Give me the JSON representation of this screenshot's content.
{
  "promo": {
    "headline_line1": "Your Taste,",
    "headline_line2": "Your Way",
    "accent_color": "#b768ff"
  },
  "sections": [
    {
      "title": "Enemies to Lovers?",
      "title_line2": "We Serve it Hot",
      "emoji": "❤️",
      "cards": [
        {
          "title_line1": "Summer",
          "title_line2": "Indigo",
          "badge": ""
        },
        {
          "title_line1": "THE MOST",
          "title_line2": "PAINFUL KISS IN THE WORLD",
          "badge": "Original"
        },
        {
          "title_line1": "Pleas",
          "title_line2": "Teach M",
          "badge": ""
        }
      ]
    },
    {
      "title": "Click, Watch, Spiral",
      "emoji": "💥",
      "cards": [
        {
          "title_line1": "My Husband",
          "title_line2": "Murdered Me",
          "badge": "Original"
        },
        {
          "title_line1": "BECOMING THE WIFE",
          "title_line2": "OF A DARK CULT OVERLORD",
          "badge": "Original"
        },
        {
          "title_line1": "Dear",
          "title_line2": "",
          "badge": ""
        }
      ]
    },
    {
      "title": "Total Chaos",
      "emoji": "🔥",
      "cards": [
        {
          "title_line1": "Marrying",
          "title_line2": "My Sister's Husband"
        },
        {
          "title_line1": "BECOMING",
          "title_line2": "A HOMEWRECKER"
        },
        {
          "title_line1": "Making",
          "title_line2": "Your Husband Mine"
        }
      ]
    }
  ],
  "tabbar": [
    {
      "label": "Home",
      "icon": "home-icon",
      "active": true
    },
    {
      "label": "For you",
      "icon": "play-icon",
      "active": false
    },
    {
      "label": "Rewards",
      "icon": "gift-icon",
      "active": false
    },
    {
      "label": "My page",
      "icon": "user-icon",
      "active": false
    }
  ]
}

- Given problem
Copy every line above that holds the word "Your".

- Expected answer
    "headline_line1": "Your Taste,",
    "headline_line2": "Your Way",
          "title_line2": "Your Husband Mine"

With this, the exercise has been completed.